How can I get the source index of a text node in an HTML string?
Tags have sourceline
and sourcepos
which is useful for this, but NavigableString
does not have any directly-helpful properties like that (as far as I can find)
I've thought about using
def get_index(text_node: NavigableString) -> int:
return text_node.next_element.sourcepos - len(text_node)
But this will not work perfectly because the length of the closing tag is unpredictable, e.g.
>>> get_index(BeautifulSoup('<p>hello</p><br>', 'html.parser').find(text=True))
7
Is incorrect, and '<p>hello</p >'
is also valid HTML and will produce an even more incorrect result, and I'm not sure how to solve this kind of case using the tools I've found so far in BeautifulSoup.
I would also be interested in an lxml or Python html module answer if they have simple solutions.
Desired results:
>>> get_index(BeautifulSoup('hello', 'html.parser').find(text=True))

**RECORDS SUPPLIED:**
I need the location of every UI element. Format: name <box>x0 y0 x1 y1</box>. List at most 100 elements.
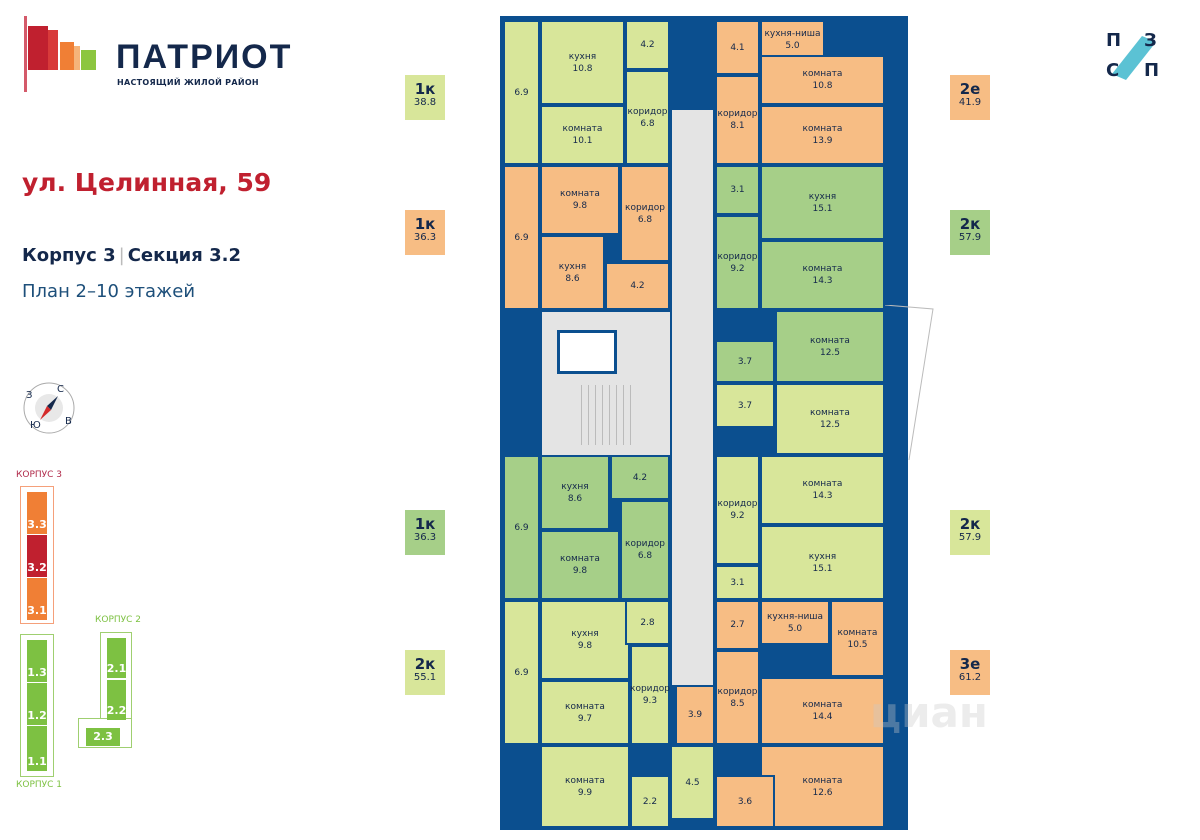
room-area: 3.6 <box>737 796 753 807</box>
apartment-badge[interactable]: 1к 38.8 <box>405 75 445 120</box>
room-label: коридор <box>625 539 665 549</box>
site-k2-frame <box>100 632 132 718</box>
room-bath-balcony: 4.2 <box>625 20 670 70</box>
room-area: 15.1 <box>812 203 833 214</box>
apartment-badge[interactable]: 2к 57.9 <box>950 210 990 255</box>
room-area: 3.9 <box>687 710 703 720</box>
room-label: кухня <box>808 551 837 562</box>
room-комната: комната 10.8 <box>760 55 885 105</box>
room-area: 14.4 <box>812 712 833 722</box>
room-комната: комната 10.5 <box>830 600 885 677</box>
room-area: 6.9 <box>514 87 529 98</box>
room-area: 6.9 <box>514 522 529 533</box>
balcony-outline <box>885 305 934 461</box>
room-комната: комната 9.9 <box>540 745 630 828</box>
room-area: 3.7 <box>737 400 753 411</box>
room-bath-balcony: 3.7 <box>715 383 775 428</box>
room-label: комната <box>560 554 600 564</box>
site-label-k1: КОРПУС 1 <box>16 780 63 790</box>
room-area: 14.3 <box>812 276 833 286</box>
apartment-type: 1к <box>414 515 436 533</box>
site-section-1-1[interactable]: 1.1 <box>27 726 47 771</box>
site-section-2-1[interactable]: 2.1 <box>107 638 126 678</box>
apartment-area: 55.1 <box>413 672 437 683</box>
room-bath-balcony: 6.9 <box>503 455 540 600</box>
room-area: 10.1 <box>572 136 593 146</box>
room-label: кухня-ниша <box>766 611 824 622</box>
room-label: комната <box>810 408 850 418</box>
room-label: коридор <box>717 686 758 697</box>
site-section-1-3[interactable]: 1.3 <box>27 640 47 682</box>
room-label: кухня-ниша <box>764 29 821 39</box>
room-area: 15.1 <box>812 563 833 574</box>
apartment-type: 2к <box>959 515 981 533</box>
site-section-3-1[interactable]: 3.1 <box>27 578 47 620</box>
room-кухня-ниша: кухня-ниша 5.0 <box>760 600 830 645</box>
brand-tagline: НАСТОЯЩИЙ ЖИЛОЙ РАЙОН <box>117 78 259 87</box>
site-k3-frame <box>20 486 54 624</box>
room-bath-balcony: 6.9 <box>503 165 540 310</box>
room-area: 8.6 <box>565 273 580 284</box>
site-section-1-2[interactable]: 1.2 <box>27 683 47 725</box>
apartment-badge[interactable]: 2к 57.9 <box>950 510 990 555</box>
watermark: циан <box>870 688 988 737</box>
room-коридор: коридор 8.5 <box>715 650 760 745</box>
room-bath-balcony: 3.7 <box>715 340 775 383</box>
plan-floors: План 2–10 этажей <box>22 281 196 302</box>
apartment-badge[interactable]: 2е 41.9 <box>950 75 990 120</box>
room-area: 6.8 <box>637 214 653 225</box>
room-коридор: коридор 9.3 <box>630 645 670 745</box>
site-k1-frame <box>20 634 54 777</box>
room-area: 2.2 <box>642 796 658 807</box>
apartment-badge[interactable]: 2к 55.1 <box>405 650 445 695</box>
room-area: 8.1 <box>730 121 745 131</box>
room-коридор: коридор 8.1 <box>715 75 760 165</box>
room-label: комната <box>560 189 600 199</box>
site-section-3-3[interactable]: 3.3 <box>27 492 47 534</box>
room-label: коридор <box>717 499 758 509</box>
site-section-2-3[interactable]: 2.3 <box>86 728 120 746</box>
room-bath-balcony: 4.2 <box>610 455 670 500</box>
room-label: коридор <box>627 106 668 117</box>
room-label: комната <box>565 775 605 786</box>
apartment-badge[interactable]: 1к 36.3 <box>405 510 445 555</box>
room-area: 9.3 <box>642 696 658 706</box>
room-label: комната <box>837 627 878 638</box>
room-коридор: коридор 6.8 <box>620 500 670 600</box>
room-area: 10.8 <box>812 81 833 91</box>
compass-s: Ю <box>30 420 41 431</box>
site-section-3-2[interactable]: 3.2 <box>27 535 47 577</box>
room-label: комната <box>802 124 843 134</box>
patriot-logo-icon <box>24 16 96 92</box>
apartment-badge[interactable]: 3е 61.2 <box>950 650 990 695</box>
site-section-2-2[interactable]: 2.2 <box>107 680 126 720</box>
room-кухня: кухня 15.1 <box>760 525 885 600</box>
room-bath-balcony: 2.2 <box>630 775 670 828</box>
stairs-icon <box>575 385 635 445</box>
room-area: 13.9 <box>812 136 833 146</box>
compass-n: С <box>57 384 64 395</box>
room-bath-balcony: 6.9 <box>503 600 540 745</box>
room-кухня: кухня 8.6 <box>540 235 605 310</box>
room-label: кухня <box>808 191 837 202</box>
room-area: 10.5 <box>847 639 868 650</box>
room-area: 6.9 <box>514 667 529 678</box>
apartment-area: 38.8 <box>413 97 437 108</box>
room-area: 4.2 <box>632 472 648 483</box>
room-комната: комната 14.3 <box>760 240 885 310</box>
room-area: 9.8 <box>577 641 593 651</box>
room-bath-balcony: 6.9 <box>503 20 540 165</box>
compass-e: В <box>65 416 72 427</box>
apartment-badge[interactable]: 1к 36.3 <box>405 210 445 255</box>
compass-w: З <box>26 390 33 401</box>
room-area: 6.8 <box>640 118 655 129</box>
apartment-area: 36.3 <box>413 232 437 243</box>
room-label: комната <box>802 479 843 489</box>
room-area: 3.7 <box>737 356 753 367</box>
common-corridor <box>670 110 715 685</box>
room-label: коридор <box>625 202 665 213</box>
room-коридор: коридор 9.2 <box>715 455 760 565</box>
room-area: 4.2 <box>630 281 645 291</box>
room-area: 9.2 <box>730 263 745 274</box>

**SET TASK 1:**
Answer these questions about the forum post on finding a text node's source index:
(a) Which two properties do tags have that the writer finds useful?
(b) What value does the example call on '<p>hello</p><br>' return?
(c) Besides BeautifulSoup, answers using which tools would also interest the writer?
**SET TASK 2:** Write what comes after the last line of the forum post on finding a text node's source index.

**EXPECTED ANSWER 1:**
(a) sourceline and sourcepos
(b) 7
(c) lxml or the Python html module

**EXPECTED ANSWER 2:**
0
>>> get_index(BeautifulSoup('<p>hello</p><br>', 'html.parser').find(text=True))
3
>>> get_index(BeautifulSoup('<!-- hi -->hello', 'html.parser').find(text=True))
11
>>> get_index(BeautifulSoup('<p></p ><p >hello<br>there</p>', 'html.parser').find(text=True))
12
>>> get_index(BeautifulSoup('<p></p ><p >hello<br>there</p>', 'html.parser').find_all(string=True)[1])
21
Using html.parser
:
class MyHTMLParser(HTMLParser):
def handle_data(self, data: str):
line, col = self.getpos()
previous_lines = ''.join(html_string.splitlines(True)[:line - 1])
index = len(previous_lines) + col
print(data, 'at', index)
parser = MyHTMLParser()
parser.feed(html_string)